▶ What is asked: Search the material and gather each line with "Kodeks" in it.

▶ Extracted material:
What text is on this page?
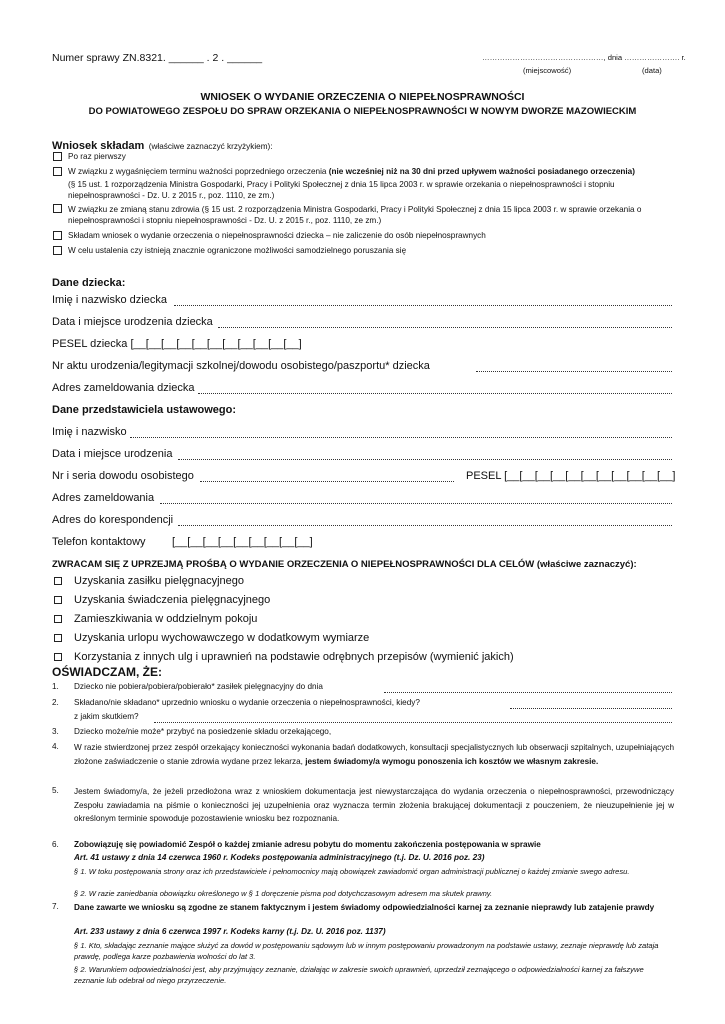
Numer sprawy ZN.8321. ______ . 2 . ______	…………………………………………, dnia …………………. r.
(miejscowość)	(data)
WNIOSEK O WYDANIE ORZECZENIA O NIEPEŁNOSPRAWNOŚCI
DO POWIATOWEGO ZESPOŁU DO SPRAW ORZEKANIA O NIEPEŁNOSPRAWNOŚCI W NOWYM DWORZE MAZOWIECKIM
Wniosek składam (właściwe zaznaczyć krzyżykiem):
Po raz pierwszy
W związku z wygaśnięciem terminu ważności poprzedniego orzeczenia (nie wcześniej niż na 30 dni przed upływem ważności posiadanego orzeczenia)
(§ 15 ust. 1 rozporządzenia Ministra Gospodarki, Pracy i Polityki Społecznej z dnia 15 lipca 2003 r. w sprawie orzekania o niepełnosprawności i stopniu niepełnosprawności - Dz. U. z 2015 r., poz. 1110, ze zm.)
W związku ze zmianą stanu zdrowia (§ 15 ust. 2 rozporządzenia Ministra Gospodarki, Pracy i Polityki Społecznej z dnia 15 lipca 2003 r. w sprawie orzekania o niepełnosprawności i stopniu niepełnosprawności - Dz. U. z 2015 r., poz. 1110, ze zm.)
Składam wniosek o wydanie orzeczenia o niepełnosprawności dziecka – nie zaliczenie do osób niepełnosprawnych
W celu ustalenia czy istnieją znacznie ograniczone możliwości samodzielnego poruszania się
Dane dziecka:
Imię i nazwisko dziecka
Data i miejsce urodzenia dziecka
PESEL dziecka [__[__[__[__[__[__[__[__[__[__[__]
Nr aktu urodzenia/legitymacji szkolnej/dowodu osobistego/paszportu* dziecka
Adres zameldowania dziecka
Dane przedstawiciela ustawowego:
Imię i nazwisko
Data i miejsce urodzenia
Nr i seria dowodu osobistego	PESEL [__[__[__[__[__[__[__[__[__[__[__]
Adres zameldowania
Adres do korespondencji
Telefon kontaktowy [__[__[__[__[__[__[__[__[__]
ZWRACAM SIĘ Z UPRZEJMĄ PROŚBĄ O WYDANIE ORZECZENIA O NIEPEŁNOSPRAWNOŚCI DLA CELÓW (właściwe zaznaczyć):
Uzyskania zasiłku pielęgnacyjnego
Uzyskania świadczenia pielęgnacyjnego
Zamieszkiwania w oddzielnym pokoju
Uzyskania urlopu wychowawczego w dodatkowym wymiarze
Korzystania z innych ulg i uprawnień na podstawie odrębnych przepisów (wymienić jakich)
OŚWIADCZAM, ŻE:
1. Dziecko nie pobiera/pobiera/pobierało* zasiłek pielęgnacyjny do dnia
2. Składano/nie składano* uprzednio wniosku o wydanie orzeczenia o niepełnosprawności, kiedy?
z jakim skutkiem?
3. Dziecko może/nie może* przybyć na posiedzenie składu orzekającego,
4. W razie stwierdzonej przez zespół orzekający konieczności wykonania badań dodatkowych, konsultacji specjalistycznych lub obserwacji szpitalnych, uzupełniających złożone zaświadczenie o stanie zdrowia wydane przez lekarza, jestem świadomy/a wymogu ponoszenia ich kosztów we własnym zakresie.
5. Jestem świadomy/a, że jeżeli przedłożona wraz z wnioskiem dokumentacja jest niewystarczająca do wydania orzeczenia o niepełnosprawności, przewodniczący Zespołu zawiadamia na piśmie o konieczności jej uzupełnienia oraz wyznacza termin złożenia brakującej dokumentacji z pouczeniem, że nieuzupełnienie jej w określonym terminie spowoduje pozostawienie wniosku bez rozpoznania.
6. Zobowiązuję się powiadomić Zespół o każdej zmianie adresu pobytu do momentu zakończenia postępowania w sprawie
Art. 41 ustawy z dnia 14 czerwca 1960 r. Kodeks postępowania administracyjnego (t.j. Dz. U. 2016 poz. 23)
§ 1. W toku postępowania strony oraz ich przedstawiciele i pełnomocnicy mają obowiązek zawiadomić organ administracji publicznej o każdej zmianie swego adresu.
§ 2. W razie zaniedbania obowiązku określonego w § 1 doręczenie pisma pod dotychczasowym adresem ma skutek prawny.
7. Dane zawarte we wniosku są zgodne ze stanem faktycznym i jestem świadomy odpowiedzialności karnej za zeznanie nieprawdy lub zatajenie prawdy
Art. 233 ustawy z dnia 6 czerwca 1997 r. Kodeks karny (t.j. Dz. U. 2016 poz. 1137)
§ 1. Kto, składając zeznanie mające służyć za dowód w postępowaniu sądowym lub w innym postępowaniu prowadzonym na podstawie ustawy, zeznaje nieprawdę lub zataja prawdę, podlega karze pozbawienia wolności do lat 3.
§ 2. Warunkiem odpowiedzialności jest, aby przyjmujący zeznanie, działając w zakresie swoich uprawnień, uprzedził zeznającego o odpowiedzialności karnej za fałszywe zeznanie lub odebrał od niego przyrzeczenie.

...

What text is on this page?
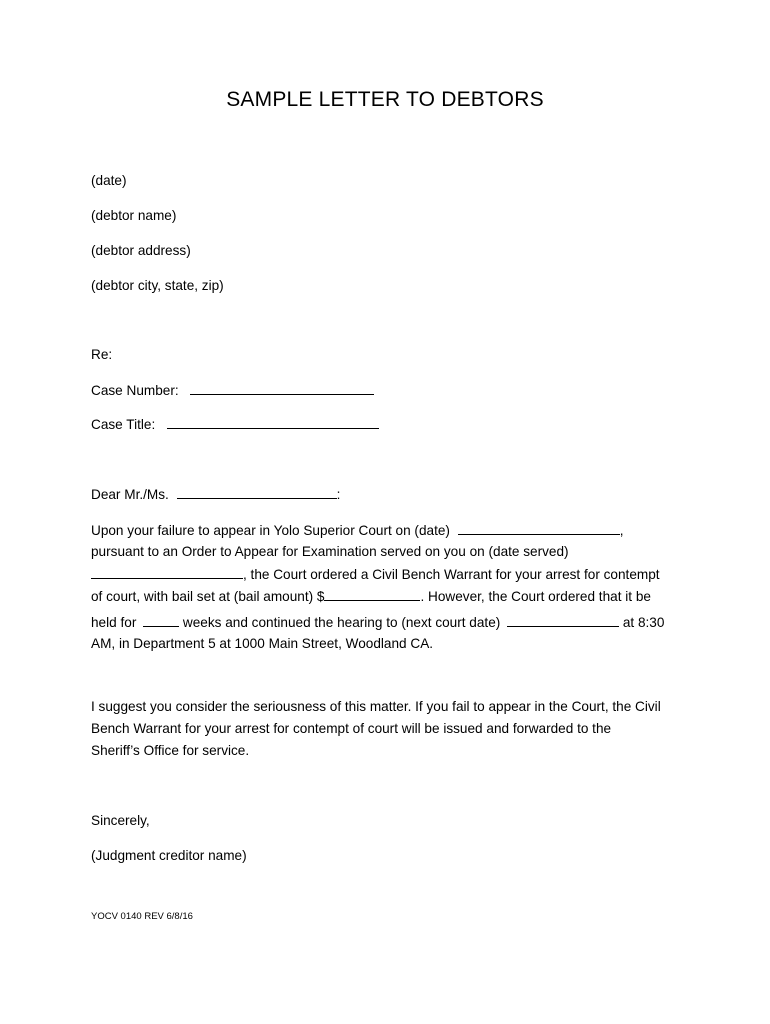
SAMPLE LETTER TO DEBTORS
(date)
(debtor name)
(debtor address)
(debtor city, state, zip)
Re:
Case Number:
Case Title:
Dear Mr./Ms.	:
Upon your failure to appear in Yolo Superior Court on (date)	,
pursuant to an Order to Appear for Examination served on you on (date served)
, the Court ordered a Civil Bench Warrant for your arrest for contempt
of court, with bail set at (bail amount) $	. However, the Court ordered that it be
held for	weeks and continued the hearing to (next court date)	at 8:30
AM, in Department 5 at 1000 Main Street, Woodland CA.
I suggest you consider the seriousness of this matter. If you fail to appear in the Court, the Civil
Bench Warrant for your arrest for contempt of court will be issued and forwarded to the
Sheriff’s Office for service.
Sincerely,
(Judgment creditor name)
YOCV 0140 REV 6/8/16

...

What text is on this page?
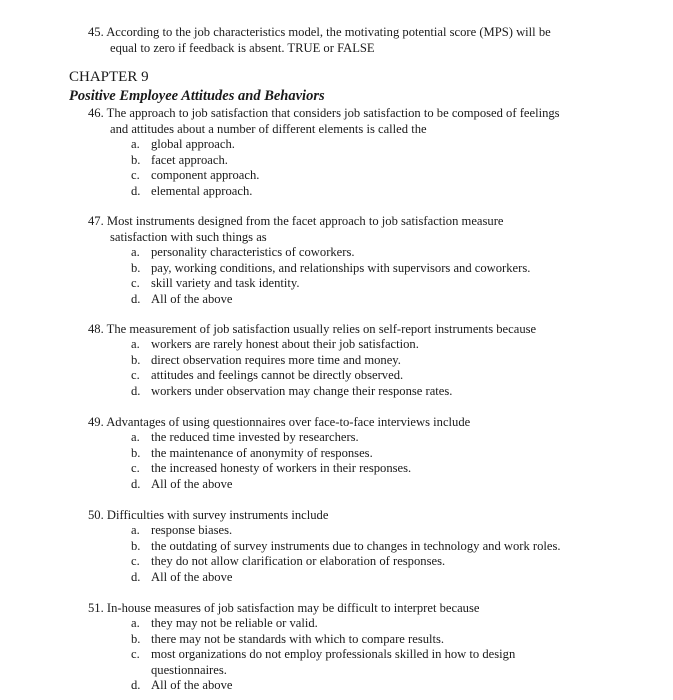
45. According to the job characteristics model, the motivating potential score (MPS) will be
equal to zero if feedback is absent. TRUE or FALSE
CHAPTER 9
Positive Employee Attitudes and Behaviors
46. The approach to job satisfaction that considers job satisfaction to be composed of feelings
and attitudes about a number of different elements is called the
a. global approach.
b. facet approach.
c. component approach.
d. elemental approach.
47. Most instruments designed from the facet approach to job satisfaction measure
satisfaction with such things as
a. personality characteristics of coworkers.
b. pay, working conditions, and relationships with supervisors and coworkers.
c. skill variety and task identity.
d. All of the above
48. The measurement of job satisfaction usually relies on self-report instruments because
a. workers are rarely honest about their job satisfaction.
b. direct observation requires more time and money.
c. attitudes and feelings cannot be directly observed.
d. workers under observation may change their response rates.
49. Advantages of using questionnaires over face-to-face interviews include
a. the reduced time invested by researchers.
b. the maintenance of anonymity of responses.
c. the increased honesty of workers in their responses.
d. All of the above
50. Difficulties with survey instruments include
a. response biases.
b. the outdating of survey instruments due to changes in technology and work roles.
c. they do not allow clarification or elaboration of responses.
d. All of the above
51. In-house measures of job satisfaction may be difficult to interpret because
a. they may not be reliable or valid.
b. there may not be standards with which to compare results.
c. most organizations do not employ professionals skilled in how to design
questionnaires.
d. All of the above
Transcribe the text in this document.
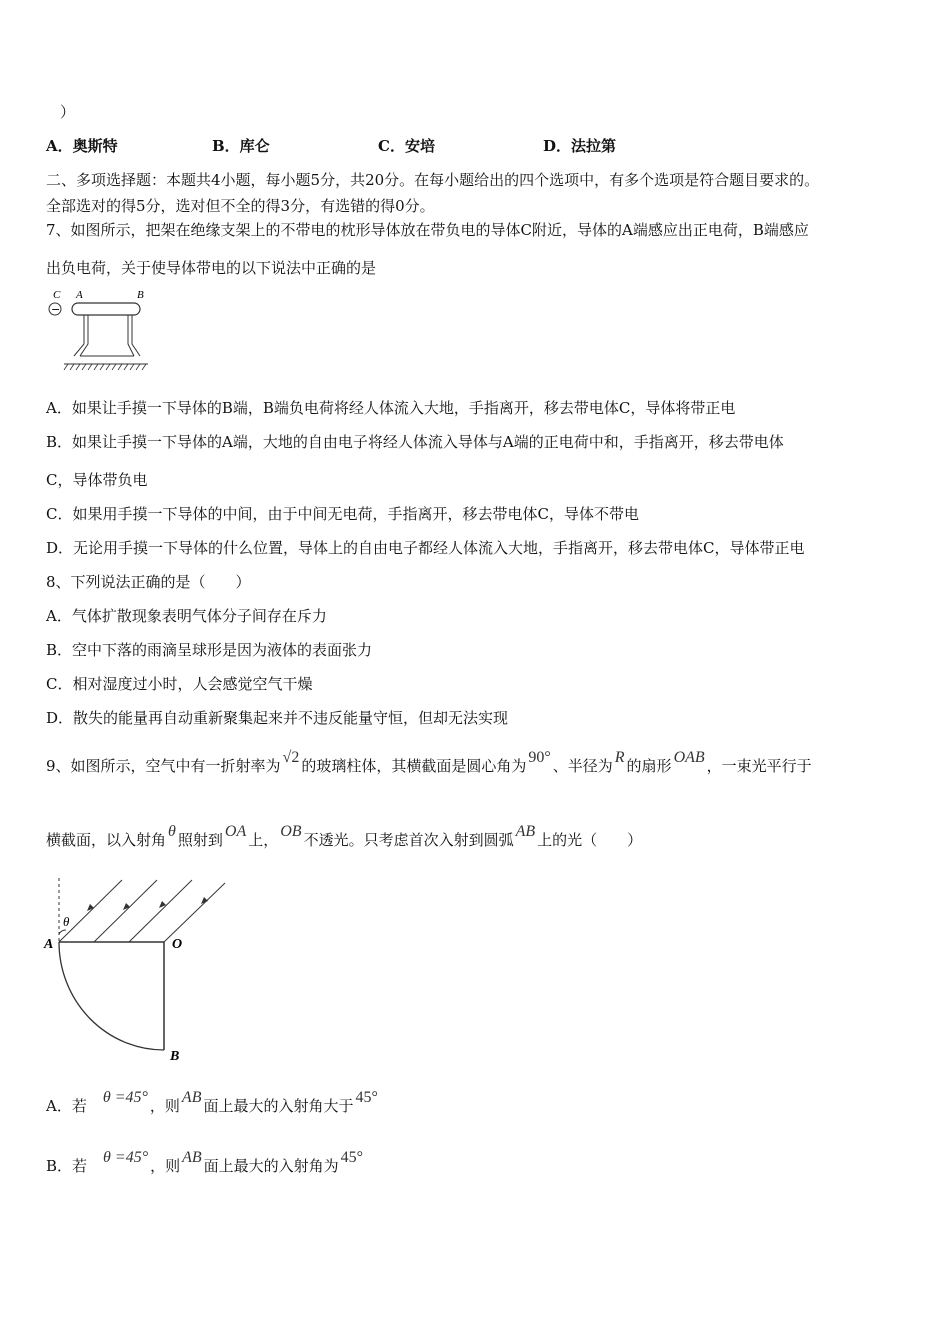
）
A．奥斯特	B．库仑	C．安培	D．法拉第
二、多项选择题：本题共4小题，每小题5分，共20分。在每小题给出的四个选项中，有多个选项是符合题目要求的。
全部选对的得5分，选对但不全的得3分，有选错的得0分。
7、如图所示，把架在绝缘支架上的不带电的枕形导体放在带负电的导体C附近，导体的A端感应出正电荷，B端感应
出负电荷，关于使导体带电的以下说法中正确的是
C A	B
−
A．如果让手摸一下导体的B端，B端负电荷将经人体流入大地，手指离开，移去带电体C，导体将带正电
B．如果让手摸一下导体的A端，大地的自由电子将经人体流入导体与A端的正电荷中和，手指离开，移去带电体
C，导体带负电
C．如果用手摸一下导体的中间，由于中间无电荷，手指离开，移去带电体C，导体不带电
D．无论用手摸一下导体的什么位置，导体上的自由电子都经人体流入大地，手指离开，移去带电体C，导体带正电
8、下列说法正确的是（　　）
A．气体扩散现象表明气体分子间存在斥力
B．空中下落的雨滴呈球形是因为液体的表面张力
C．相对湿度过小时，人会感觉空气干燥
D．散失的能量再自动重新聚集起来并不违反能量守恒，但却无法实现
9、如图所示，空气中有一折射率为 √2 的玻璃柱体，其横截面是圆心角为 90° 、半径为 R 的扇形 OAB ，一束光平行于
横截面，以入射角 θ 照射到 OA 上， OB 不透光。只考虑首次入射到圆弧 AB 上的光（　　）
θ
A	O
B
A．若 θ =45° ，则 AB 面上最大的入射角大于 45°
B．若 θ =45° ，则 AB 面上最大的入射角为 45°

▶ Result of this exercise:
Art. 41 ustawy z dnia 14 czerwca 1960 r. Kodeks postępowania administracyjnego (t.j. Dz. U. 2016 poz. 23)
Art. 233 ustawy z dnia 6 czerwca 1997 r. Kodeks karny (t.j. Dz. U. 2016 poz. 1137)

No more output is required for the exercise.